• Document page transcript entries
Content starts
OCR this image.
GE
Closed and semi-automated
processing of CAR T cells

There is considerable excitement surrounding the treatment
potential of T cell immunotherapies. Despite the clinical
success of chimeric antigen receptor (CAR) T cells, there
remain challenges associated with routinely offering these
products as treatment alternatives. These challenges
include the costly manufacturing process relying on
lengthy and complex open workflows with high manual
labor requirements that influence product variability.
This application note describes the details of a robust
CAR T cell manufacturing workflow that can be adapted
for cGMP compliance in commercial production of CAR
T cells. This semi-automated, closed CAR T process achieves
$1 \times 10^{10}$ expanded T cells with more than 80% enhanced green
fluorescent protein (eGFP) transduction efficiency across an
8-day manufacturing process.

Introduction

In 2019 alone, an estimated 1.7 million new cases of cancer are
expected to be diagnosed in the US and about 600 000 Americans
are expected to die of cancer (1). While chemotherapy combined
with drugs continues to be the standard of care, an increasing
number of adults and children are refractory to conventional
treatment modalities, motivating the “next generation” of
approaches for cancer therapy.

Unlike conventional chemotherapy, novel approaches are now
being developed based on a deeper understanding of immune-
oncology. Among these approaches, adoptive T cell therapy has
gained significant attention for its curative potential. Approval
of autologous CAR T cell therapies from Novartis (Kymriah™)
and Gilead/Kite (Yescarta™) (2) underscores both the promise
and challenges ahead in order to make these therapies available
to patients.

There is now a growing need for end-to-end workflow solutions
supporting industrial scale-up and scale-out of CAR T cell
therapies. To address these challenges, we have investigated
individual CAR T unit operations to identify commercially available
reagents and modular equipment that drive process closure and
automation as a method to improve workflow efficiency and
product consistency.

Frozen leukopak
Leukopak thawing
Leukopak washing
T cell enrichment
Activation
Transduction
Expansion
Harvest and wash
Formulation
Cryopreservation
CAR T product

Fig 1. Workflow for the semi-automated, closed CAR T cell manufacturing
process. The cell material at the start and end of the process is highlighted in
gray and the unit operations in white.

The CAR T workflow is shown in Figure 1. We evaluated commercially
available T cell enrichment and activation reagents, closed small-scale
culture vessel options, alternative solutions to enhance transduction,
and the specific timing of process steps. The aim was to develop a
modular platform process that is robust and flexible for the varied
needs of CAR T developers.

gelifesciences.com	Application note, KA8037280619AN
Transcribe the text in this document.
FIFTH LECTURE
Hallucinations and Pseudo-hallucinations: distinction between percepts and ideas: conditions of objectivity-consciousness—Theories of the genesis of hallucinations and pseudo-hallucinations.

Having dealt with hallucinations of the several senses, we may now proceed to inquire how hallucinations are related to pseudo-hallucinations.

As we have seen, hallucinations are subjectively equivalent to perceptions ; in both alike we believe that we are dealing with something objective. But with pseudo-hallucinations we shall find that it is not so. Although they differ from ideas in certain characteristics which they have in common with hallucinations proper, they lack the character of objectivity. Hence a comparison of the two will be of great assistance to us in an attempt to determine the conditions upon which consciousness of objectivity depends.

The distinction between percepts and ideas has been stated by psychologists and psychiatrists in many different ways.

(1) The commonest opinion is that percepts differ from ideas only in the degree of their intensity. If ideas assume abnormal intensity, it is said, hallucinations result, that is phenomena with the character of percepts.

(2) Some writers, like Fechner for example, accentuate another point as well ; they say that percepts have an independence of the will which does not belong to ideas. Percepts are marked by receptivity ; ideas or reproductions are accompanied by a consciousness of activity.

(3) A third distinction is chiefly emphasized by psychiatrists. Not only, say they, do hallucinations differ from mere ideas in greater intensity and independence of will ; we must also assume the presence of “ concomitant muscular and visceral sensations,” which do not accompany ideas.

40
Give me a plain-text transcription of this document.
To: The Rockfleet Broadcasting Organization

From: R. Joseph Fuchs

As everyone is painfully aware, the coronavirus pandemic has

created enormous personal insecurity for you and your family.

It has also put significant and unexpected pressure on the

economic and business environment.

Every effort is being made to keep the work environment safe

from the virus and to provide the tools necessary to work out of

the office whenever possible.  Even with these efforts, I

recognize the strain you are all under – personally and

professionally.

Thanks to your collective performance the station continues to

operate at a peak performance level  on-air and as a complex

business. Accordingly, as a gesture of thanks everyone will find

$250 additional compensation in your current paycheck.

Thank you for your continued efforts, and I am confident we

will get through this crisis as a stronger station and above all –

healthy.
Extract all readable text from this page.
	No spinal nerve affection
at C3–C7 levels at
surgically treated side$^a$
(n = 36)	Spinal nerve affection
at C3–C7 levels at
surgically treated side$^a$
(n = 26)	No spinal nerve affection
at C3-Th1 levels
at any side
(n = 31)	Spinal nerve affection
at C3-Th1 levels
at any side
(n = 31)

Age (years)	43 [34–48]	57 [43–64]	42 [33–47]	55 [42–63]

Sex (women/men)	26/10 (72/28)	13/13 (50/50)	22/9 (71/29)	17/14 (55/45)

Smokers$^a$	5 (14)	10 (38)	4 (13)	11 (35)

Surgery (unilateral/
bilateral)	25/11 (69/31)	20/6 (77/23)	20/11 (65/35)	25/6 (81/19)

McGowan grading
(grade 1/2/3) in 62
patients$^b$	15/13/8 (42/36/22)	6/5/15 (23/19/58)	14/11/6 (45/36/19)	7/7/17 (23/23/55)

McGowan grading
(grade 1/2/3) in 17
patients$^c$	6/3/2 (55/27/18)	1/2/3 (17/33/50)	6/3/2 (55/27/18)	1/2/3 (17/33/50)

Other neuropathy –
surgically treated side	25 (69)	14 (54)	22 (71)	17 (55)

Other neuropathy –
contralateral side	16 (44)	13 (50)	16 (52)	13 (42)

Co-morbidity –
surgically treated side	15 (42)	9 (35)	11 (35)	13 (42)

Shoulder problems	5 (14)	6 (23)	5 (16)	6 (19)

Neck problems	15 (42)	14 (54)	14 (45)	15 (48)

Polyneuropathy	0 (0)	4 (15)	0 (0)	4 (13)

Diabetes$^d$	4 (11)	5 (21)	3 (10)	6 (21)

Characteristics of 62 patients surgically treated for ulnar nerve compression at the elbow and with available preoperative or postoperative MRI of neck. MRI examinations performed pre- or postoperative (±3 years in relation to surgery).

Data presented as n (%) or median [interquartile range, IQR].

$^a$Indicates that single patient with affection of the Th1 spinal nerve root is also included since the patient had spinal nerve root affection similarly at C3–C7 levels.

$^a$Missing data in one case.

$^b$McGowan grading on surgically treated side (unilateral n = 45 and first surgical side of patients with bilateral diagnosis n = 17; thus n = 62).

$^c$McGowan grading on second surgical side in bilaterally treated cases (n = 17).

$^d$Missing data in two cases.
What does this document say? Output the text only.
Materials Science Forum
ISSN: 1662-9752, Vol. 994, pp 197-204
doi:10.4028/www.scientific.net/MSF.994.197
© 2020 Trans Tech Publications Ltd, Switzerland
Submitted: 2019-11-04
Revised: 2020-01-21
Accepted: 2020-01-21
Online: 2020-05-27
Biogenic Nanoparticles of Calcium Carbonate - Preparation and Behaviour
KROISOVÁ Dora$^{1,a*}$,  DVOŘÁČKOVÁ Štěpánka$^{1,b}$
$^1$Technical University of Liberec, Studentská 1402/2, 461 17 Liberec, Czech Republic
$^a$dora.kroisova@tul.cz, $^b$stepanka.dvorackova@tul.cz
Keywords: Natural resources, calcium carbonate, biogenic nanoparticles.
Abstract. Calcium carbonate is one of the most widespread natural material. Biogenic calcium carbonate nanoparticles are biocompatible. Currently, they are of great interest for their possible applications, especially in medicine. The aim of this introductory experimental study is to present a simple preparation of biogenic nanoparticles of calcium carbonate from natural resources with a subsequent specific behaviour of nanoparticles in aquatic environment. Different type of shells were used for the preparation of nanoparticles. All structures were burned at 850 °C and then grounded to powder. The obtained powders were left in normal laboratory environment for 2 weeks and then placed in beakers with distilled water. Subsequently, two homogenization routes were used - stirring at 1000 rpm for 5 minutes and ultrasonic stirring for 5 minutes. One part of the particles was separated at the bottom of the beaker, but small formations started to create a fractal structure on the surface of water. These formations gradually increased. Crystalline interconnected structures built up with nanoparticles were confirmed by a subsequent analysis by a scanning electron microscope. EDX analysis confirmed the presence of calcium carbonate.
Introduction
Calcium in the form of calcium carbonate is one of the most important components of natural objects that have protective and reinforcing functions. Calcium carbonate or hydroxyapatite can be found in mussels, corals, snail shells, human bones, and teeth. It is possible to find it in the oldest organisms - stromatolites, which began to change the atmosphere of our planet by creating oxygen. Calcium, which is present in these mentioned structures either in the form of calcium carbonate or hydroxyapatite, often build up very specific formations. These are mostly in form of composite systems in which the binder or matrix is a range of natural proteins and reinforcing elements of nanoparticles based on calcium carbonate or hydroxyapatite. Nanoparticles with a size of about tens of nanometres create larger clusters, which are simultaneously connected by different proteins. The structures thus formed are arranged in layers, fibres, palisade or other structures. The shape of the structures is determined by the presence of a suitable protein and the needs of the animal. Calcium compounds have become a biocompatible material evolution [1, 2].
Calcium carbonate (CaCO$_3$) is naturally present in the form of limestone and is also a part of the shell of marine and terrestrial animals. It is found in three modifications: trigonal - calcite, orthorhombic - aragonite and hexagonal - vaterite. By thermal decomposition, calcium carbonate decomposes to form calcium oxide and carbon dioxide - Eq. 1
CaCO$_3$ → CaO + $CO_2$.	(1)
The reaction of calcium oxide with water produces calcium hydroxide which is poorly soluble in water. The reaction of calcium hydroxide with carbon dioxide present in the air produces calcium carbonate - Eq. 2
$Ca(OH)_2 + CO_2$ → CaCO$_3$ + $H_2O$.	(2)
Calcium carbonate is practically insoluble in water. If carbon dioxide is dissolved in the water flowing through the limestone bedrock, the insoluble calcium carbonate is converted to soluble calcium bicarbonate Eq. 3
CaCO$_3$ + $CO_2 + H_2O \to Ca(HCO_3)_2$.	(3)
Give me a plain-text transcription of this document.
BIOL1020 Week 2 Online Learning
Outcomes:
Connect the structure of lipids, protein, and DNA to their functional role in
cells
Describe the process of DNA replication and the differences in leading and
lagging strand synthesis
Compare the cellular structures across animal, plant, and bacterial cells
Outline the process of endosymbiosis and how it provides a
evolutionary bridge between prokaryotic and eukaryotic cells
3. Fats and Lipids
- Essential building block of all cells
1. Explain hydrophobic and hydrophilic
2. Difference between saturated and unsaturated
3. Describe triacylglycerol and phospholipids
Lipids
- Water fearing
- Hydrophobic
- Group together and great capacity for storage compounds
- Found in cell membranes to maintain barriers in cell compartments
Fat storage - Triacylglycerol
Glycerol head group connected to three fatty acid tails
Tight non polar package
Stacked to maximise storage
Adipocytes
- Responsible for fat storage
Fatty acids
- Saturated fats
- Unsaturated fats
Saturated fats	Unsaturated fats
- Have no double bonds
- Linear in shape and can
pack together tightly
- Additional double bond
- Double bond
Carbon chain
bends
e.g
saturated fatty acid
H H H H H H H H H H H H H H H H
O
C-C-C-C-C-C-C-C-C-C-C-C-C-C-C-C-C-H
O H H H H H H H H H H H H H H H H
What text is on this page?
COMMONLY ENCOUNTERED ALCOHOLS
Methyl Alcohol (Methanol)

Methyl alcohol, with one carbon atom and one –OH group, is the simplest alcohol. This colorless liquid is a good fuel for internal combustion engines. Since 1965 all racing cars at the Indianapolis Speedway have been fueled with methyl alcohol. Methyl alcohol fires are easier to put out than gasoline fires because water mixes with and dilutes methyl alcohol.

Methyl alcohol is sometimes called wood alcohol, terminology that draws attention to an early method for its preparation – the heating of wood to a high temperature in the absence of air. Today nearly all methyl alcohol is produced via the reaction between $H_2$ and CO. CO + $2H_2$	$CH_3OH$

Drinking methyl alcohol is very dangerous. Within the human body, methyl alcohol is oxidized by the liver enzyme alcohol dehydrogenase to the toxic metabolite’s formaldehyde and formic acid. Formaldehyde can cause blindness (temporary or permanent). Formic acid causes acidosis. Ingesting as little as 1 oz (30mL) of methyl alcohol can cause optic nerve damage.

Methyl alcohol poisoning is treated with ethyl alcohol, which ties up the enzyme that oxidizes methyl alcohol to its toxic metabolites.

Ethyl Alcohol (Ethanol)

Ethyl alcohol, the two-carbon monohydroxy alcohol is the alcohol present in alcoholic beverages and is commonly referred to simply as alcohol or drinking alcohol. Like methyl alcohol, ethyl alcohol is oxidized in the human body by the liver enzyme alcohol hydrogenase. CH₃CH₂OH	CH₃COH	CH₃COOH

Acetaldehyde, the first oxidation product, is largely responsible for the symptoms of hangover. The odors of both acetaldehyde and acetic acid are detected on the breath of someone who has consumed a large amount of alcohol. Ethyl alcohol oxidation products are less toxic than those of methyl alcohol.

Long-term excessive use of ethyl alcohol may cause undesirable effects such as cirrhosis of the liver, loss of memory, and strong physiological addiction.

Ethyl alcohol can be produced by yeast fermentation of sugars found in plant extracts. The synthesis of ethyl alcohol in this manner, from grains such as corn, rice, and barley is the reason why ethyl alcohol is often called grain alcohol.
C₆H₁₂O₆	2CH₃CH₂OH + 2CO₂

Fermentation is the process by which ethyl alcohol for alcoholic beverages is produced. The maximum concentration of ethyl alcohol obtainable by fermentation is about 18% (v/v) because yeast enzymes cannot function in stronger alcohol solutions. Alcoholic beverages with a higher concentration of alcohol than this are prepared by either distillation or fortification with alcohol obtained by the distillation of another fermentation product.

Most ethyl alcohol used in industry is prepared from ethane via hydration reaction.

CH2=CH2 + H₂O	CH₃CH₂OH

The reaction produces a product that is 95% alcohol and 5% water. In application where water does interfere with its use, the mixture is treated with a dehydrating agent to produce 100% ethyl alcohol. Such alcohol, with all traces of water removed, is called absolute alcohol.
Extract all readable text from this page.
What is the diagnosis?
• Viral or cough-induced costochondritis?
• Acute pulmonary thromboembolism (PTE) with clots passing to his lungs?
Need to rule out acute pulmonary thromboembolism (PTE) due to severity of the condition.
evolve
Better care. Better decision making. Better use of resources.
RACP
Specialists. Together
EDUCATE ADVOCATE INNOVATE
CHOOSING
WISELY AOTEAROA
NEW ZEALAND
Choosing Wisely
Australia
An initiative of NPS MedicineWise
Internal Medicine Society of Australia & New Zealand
Content ends
• Exercise directions
Scan the data above; copy every line where "note" appears.

• Task output
This application note describes the details of a robust
gelifesciences.com	Application note, KA8037280619AN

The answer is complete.